The exercise asks you to copy every line below in which "extra" appears.

[Stored data]
● ● ● ● ●

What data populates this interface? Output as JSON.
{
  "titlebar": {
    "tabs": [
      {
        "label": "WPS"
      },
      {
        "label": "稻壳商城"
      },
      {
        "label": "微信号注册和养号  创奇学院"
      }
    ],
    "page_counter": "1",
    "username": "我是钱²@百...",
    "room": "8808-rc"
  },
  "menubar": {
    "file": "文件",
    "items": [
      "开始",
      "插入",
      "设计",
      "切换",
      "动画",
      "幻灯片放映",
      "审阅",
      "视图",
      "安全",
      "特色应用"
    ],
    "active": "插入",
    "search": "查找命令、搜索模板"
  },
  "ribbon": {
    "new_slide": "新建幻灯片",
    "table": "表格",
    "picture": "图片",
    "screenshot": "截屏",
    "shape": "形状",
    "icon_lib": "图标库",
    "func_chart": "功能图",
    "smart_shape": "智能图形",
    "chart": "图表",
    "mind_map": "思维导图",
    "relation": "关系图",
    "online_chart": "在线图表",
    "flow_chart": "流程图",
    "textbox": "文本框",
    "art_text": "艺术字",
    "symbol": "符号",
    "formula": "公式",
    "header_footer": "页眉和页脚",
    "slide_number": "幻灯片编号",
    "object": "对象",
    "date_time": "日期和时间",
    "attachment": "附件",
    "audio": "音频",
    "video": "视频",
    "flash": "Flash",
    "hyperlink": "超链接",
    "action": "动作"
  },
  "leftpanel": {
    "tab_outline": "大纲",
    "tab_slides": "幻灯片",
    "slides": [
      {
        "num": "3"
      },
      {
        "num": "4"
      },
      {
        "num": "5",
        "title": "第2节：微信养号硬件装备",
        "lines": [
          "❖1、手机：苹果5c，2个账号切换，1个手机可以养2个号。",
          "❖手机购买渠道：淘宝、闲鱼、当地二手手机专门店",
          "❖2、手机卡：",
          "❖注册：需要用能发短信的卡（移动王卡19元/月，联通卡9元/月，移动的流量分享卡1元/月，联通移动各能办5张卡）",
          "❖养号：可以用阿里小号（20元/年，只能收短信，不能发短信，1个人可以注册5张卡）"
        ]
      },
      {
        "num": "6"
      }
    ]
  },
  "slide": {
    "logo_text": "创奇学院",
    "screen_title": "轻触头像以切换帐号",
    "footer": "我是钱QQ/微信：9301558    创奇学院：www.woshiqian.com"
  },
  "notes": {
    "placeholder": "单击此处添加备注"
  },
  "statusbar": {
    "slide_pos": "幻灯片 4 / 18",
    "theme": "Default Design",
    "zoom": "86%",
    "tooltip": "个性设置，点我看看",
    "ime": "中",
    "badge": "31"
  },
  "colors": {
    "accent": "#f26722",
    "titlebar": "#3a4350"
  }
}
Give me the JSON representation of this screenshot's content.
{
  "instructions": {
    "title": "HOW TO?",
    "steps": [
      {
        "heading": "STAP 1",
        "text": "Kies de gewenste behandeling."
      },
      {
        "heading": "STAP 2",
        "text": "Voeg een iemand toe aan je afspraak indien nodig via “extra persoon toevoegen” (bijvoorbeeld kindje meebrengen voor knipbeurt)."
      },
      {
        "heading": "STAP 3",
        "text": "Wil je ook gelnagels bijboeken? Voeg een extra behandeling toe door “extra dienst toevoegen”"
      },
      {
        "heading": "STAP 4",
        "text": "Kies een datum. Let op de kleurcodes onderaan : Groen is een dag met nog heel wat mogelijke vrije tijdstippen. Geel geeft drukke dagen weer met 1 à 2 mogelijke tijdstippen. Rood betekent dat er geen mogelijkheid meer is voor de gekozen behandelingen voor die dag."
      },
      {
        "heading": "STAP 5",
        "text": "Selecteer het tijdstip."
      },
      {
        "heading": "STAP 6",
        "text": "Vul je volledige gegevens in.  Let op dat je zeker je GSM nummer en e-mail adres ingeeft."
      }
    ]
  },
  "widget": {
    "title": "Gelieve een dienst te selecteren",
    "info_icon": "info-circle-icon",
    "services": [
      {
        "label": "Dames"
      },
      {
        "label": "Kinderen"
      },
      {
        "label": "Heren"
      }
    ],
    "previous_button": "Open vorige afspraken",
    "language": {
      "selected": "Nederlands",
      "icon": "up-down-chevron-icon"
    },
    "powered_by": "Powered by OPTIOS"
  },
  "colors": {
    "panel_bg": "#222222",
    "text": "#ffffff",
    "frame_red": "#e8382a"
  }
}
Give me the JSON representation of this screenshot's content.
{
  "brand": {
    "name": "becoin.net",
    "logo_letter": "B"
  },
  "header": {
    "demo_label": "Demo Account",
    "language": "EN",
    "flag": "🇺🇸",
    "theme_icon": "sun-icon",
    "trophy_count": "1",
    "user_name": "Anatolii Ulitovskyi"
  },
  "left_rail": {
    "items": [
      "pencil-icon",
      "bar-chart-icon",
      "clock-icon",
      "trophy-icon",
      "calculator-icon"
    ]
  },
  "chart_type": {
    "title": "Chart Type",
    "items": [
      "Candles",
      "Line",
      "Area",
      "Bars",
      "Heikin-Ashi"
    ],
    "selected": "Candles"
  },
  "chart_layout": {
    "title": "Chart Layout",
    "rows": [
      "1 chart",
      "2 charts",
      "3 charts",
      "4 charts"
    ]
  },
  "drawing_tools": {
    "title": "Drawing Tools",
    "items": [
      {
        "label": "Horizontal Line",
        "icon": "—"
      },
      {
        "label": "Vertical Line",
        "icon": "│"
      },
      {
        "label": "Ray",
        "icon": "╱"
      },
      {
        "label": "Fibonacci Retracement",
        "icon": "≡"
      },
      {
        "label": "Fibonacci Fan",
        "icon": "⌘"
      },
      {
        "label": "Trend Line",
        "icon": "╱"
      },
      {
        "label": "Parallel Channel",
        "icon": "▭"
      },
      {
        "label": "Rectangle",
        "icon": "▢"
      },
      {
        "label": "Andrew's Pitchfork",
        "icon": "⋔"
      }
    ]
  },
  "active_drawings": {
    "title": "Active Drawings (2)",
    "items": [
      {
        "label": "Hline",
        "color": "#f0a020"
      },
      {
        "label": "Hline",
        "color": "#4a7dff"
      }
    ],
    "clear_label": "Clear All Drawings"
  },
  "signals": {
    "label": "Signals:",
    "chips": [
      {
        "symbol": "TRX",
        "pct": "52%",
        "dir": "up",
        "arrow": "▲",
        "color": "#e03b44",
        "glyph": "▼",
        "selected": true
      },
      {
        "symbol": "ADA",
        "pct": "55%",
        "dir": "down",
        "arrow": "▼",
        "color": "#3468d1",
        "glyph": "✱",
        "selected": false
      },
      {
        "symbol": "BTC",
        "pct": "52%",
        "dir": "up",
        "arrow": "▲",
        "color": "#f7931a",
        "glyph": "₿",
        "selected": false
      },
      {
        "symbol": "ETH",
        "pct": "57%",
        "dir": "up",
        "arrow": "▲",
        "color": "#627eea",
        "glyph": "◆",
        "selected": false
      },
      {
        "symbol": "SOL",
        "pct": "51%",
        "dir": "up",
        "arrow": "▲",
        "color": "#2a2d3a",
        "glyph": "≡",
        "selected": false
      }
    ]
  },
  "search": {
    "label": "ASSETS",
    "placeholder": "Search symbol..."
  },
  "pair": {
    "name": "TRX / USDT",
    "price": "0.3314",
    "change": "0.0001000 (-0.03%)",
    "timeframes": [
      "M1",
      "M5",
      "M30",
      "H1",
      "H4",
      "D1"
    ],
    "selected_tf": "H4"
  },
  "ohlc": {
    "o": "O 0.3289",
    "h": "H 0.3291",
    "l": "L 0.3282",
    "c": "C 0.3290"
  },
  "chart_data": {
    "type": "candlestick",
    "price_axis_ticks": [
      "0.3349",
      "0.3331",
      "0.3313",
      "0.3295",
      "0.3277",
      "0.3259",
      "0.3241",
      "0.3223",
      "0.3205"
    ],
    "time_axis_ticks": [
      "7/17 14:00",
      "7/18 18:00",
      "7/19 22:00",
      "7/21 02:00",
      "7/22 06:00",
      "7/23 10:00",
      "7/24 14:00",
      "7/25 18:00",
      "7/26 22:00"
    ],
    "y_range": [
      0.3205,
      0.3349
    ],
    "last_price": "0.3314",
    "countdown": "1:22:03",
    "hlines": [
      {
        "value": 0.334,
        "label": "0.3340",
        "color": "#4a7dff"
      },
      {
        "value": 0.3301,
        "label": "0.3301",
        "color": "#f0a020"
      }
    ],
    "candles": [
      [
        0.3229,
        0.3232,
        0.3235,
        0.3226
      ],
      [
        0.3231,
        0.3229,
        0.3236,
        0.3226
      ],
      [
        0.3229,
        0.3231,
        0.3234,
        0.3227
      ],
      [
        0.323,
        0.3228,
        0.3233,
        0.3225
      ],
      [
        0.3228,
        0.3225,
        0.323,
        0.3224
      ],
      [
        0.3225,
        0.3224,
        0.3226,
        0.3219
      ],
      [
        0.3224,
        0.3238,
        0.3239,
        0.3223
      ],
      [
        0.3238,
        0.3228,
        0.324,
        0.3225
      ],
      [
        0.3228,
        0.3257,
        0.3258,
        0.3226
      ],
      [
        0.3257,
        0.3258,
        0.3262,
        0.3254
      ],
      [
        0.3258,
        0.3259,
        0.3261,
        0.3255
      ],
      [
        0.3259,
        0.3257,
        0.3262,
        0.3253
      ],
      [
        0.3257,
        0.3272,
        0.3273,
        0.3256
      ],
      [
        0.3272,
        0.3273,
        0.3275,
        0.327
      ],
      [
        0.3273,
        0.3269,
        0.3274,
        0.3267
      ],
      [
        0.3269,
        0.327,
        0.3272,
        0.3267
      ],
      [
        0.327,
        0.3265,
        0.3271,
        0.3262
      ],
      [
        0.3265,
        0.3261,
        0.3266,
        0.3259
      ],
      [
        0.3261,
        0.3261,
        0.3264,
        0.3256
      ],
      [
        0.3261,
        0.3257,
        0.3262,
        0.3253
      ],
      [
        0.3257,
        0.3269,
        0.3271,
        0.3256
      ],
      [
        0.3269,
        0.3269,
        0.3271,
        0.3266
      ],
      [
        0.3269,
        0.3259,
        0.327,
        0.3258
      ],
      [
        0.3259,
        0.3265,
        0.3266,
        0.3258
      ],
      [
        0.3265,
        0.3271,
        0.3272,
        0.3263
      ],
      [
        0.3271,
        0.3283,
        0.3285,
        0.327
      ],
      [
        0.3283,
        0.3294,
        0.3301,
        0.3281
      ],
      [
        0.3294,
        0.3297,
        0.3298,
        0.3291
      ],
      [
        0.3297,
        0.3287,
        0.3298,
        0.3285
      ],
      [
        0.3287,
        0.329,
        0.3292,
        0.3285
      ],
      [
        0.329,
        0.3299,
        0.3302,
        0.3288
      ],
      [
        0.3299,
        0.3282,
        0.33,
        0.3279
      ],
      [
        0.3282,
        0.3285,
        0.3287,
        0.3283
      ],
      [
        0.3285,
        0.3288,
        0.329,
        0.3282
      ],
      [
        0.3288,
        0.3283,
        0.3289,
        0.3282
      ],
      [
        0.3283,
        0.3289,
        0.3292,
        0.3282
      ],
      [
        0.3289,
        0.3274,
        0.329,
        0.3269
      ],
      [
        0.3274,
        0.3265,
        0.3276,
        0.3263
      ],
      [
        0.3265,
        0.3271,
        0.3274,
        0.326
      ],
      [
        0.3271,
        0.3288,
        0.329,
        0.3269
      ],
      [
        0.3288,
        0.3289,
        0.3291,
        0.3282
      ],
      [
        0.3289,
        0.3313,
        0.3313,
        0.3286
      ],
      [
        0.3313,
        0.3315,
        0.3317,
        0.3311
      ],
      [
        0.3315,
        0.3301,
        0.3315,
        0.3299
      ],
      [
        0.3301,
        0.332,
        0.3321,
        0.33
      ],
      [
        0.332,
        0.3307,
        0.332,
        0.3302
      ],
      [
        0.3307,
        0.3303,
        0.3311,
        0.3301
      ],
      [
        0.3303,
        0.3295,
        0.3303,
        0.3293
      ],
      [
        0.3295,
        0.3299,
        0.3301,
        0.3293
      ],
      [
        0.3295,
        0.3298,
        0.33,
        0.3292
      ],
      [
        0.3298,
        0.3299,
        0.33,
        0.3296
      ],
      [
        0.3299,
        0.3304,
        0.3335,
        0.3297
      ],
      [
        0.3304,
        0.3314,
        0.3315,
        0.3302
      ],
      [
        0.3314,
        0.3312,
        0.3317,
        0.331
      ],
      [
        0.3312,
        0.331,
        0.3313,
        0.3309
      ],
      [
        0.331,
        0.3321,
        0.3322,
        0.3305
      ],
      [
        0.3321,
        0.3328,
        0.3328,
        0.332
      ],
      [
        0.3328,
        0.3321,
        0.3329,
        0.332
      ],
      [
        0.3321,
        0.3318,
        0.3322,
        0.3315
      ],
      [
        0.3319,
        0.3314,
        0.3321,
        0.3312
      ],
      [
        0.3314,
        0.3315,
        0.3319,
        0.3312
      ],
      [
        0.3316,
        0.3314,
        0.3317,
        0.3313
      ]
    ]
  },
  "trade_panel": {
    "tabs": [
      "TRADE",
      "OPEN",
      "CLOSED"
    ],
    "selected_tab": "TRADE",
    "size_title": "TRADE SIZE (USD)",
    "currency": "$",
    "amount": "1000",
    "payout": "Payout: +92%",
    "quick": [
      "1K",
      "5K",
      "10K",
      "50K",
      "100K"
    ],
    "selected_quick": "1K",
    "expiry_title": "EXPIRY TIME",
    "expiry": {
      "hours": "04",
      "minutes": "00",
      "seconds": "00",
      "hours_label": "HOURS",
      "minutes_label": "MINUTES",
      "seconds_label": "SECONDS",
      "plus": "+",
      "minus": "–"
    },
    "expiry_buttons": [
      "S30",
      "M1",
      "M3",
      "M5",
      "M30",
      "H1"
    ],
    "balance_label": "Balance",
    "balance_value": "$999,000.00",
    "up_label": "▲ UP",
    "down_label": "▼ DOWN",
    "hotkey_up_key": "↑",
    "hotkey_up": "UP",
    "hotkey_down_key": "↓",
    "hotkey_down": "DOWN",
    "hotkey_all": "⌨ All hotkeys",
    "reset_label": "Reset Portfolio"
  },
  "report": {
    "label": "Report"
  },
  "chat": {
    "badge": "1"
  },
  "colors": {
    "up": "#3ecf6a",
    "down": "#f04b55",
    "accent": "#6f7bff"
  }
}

● ● ● ● ●

▶ [Task solution]
        "text": "Voeg een iemand toe aan je afspraak indien nodig via “extra persoon toevoegen” (bijvoorbeeld kindje meebrengen voor knipbeurt)."
        "text": "Wil je ook gelnagels bijboeken? Voeg een extra behandeling toe door “extra dienst toevoegen”"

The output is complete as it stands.